Keep the pictures out and restate every record exactly.

[Begin DATA TO PROCESS]

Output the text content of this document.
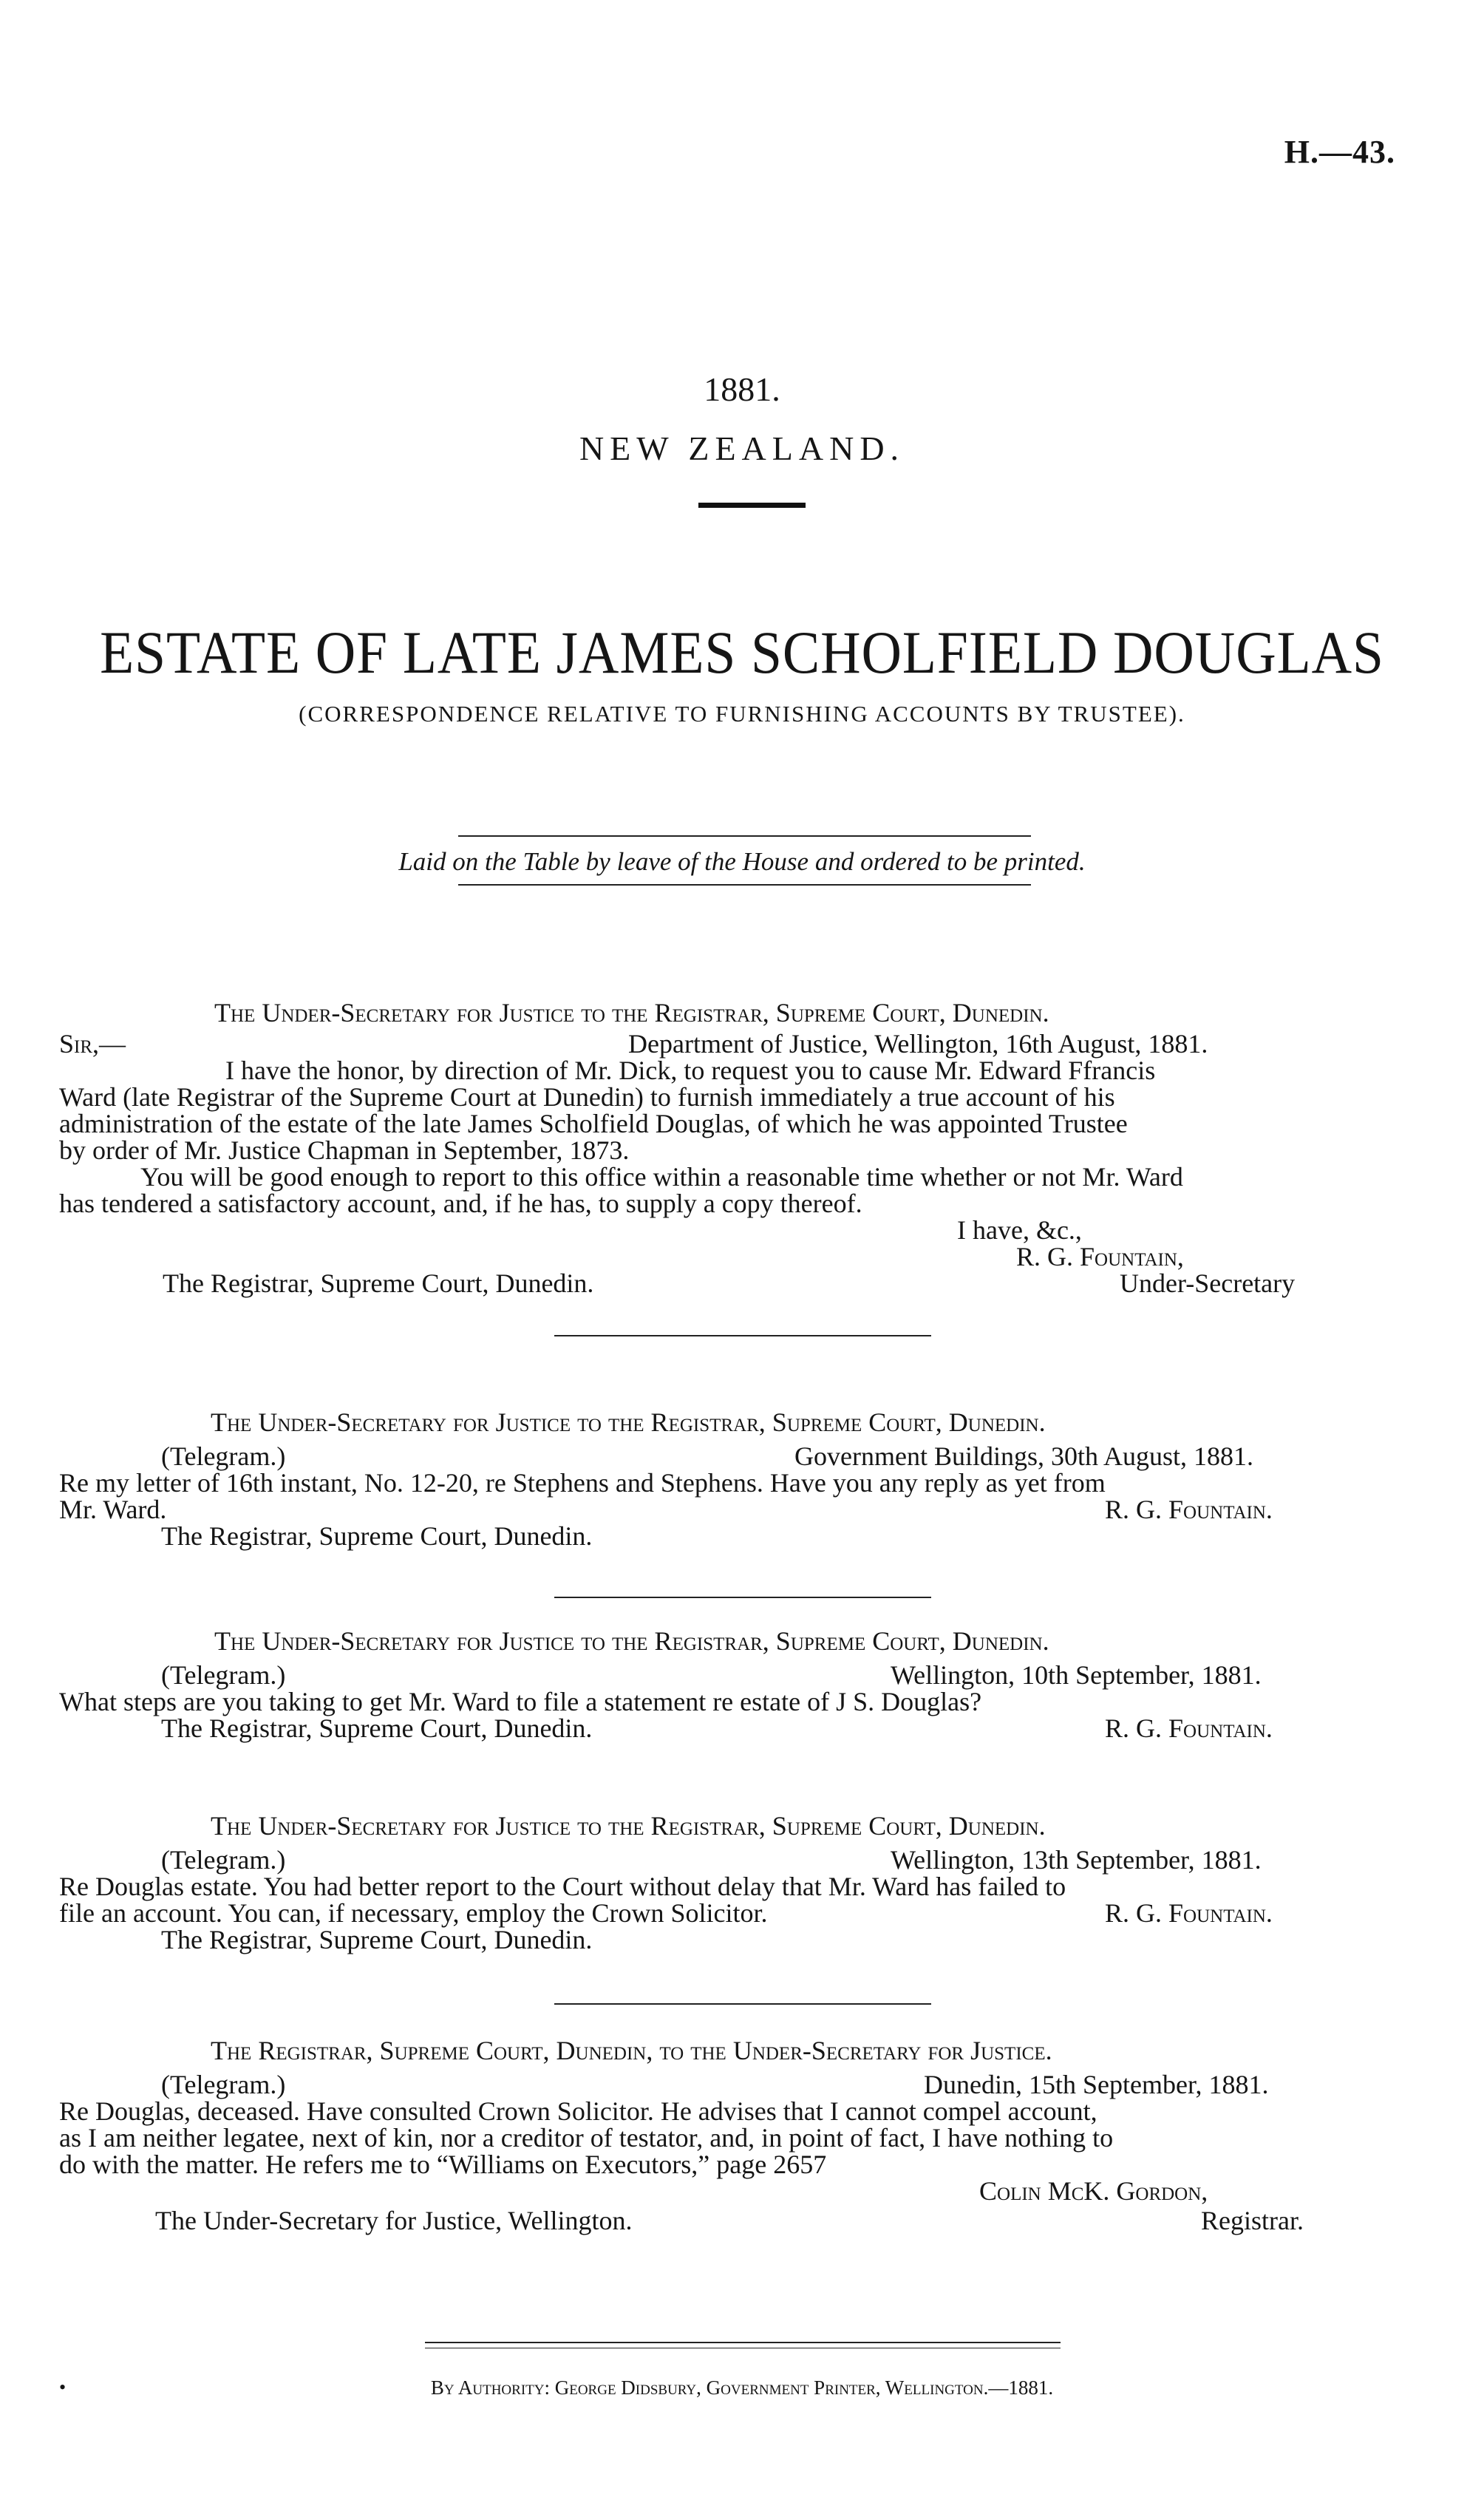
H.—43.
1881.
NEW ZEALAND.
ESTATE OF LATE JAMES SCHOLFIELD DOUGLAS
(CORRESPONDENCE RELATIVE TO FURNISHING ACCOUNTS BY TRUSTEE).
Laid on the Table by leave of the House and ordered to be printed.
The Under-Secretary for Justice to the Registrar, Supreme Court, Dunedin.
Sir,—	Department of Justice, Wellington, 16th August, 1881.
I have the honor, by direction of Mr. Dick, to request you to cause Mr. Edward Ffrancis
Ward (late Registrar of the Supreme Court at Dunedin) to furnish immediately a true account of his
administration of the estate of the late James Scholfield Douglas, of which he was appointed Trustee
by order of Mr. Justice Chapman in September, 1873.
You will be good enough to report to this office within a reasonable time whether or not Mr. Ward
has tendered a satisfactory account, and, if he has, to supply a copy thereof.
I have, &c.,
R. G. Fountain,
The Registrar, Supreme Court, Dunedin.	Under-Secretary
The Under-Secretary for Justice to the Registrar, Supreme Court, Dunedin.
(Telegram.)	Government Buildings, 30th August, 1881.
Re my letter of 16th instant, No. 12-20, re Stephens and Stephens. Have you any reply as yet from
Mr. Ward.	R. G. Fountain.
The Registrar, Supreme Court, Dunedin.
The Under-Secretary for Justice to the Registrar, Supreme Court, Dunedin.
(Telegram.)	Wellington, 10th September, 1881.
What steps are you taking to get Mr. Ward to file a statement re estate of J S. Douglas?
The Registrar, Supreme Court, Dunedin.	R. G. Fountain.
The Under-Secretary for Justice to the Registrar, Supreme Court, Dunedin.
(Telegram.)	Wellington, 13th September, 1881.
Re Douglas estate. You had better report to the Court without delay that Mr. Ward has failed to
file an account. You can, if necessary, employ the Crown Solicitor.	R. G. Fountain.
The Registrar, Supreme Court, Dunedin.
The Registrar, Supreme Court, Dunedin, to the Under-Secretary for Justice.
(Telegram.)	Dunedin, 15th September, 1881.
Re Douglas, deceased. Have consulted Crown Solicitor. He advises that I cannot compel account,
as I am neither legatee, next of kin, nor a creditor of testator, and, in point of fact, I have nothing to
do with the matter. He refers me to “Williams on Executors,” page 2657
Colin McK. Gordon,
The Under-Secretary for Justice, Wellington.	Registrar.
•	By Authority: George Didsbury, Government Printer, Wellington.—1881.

[End DATA TO PROCESS]

> _EXERCISE SOLUTION_:
Output the text content of this document.
H.—43.
1881.
NEW ZEALAND.
ESTATE OF LATE JAMES SCHOLFIELD DOUGLAS
(CORRESPONDENCE RELATIVE TO FURNISHING ACCOUNTS BY TRUSTEE).
Laid on the Table by leave of the House and ordered to be printed.
The Under-Secretary for Justice to the Registrar, Supreme Court, Dunedin.
Sir,—	Department of Justice, Wellington, 16th August, 1881.
I have the honor, by direction of Mr. Dick, to request you to cause Mr. Edward Ffrancis
Ward (late Registrar of the Supreme Court at Dunedin) to furnish immediately a true account of his
administration of the estate of the late James Scholfield Douglas, of which he was appointed Trustee
by order of Mr. Justice Chapman in September, 1873.
You will be good enough to report to this office within a reasonable time whether or not Mr. Ward
has tendered a satisfactory account, and, if he has, to supply a copy thereof.
I have, &c.,
R. G. Fountain,
The Registrar, Supreme Court, Dunedin.	Under-Secretary
The Under-Secretary for Justice to the Registrar, Supreme Court, Dunedin.
(Telegram.)	Government Buildings, 30th August, 1881.
Re my letter of 16th instant, No. 12-20, re Stephens and Stephens. Have you any reply as yet from
Mr. Ward.	R. G. Fountain.
The Registrar, Supreme Court, Dunedin.
The Under-Secretary for Justice to the Registrar, Supreme Court, Dunedin.
(Telegram.)	Wellington, 10th September, 1881.
What steps are you taking to get Mr. Ward to file a statement re estate of J S. Douglas?
The Registrar, Supreme Court, Dunedin.	R. G. Fountain.
The Under-Secretary for Justice to the Registrar, Supreme Court, Dunedin.
(Telegram.)	Wellington, 13th September, 1881.
Re Douglas estate. You had better report to the Court without delay that Mr. Ward has failed to
file an account. You can, if necessary, employ the Crown Solicitor.	R. G. Fountain.
The Registrar, Supreme Court, Dunedin.
The Registrar, Supreme Court, Dunedin, to the Under-Secretary for Justice.
(Telegram.)	Dunedin, 15th September, 1881.
Re Douglas, deceased. Have consulted Crown Solicitor. He advises that I cannot compel account,
as I am neither legatee, next of kin, nor a creditor of testator, and, in point of fact, I have nothing to
do with the matter. He refers me to “Williams on Executors,” page 2657
Colin McK. Gordon,
The Under-Secretary for Justice, Wellington.	Registrar.
•	By Authority: George Didsbury, Government Printer, Wellington.—1881.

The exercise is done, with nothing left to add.